Items from a dataset
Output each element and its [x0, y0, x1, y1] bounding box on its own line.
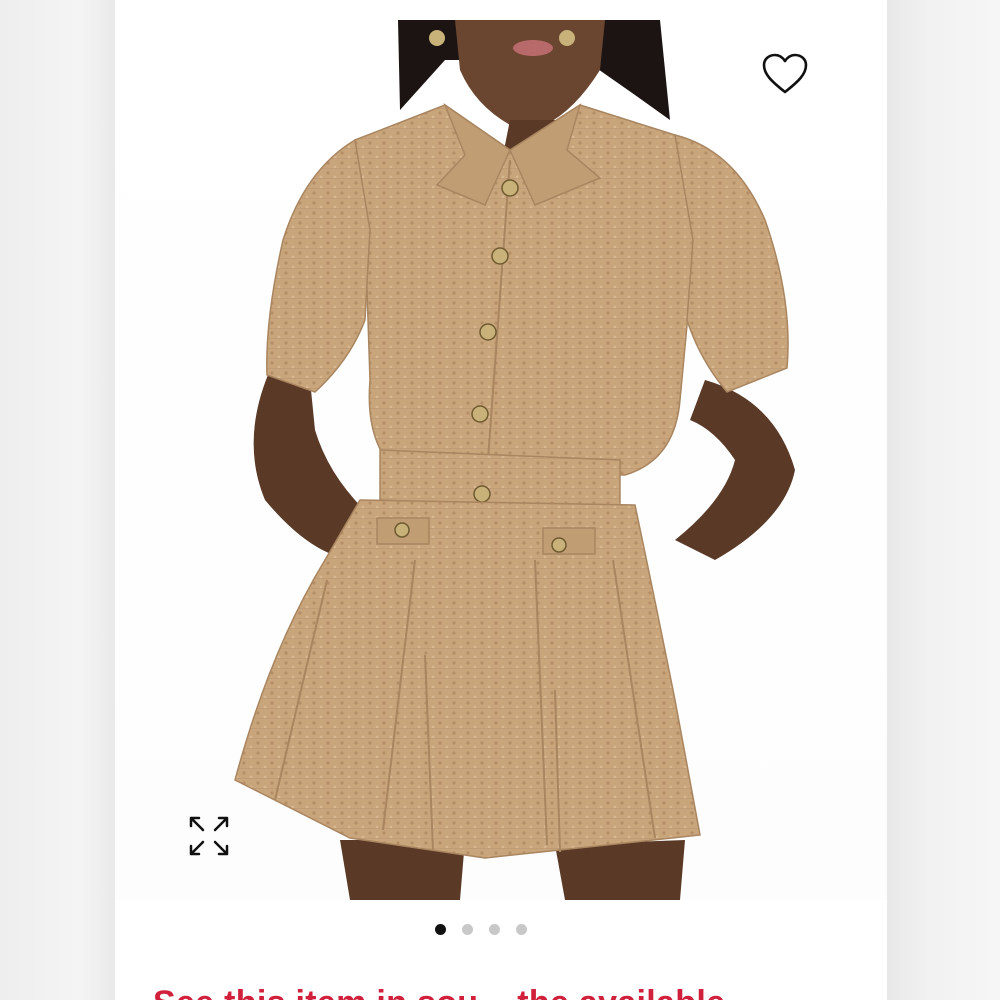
right-gutter — [887, 0, 1000, 1000]
product-photo-illustration — [115, 0, 887, 900]
left-gutter — [0, 0, 115, 1000]
availability-notice: See this item in sou... the available... — [153, 984, 873, 1000]
lips — [513, 40, 553, 56]
earring-right — [559, 30, 575, 46]
carousel-dot-1[interactable] — [435, 923, 446, 935]
expand-arrows-icon — [189, 816, 229, 856]
earring-left — [429, 30, 445, 46]
product-image[interactable] — [115, 0, 887, 900]
screen: See this item in sou... the available... — [0, 0, 1000, 1000]
favorite-button[interactable] — [757, 46, 813, 102]
skirt-button-right — [551, 537, 567, 553]
carousel-dot-2[interactable] — [462, 923, 473, 935]
product-card: See this item in sou... the available... — [115, 0, 887, 1000]
carousel-dot-3[interactable] — [489, 923, 500, 935]
expand-image-button[interactable] — [185, 812, 233, 860]
skirt-button-left — [394, 522, 410, 538]
skirt-tab-right — [542, 527, 596, 555]
carousel-dots — [115, 922, 887, 936]
heart-outline-icon — [762, 53, 808, 94]
carousel-dot-4[interactable] — [516, 923, 527, 935]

> WHAT IS ASKED
Can you copy every line of the data above word for word, leaving out the picture?

> TASK SOLUTION
Output each element and its [x0, y0, x1, y1] bounding box on its own line.
right-gutter — [887, 0, 1000, 1000]
product-photo-illustration — [115, 0, 887, 900]
left-gutter — [0, 0, 115, 1000]
availability-notice: See this item in sou... the available... — [153, 984, 873, 1000]
lips — [513, 40, 553, 56]
earring-right — [559, 30, 575, 46]
carousel-dot-1[interactable] — [435, 923, 446, 935]
expand-arrows-icon — [189, 816, 229, 856]
earring-left — [429, 30, 445, 46]
product-image[interactable] — [115, 0, 887, 900]
screen: See this item in sou... the available... — [0, 0, 1000, 1000]
favorite-button[interactable] — [757, 46, 813, 102]
skirt-button-right — [551, 537, 567, 553]
carousel-dot-2[interactable] — [462, 923, 473, 935]
product-card: See this item in sou... the available... — [115, 0, 887, 1000]
carousel-dot-3[interactable] — [489, 923, 500, 935]
expand-image-button[interactable] — [185, 812, 233, 860]
skirt-button-left — [394, 522, 410, 538]
skirt-tab-right — [542, 527, 596, 555]
carousel-dots — [115, 922, 887, 936]
heart-outline-icon — [762, 53, 808, 94]
carousel-dot-4[interactable] — [516, 923, 527, 935]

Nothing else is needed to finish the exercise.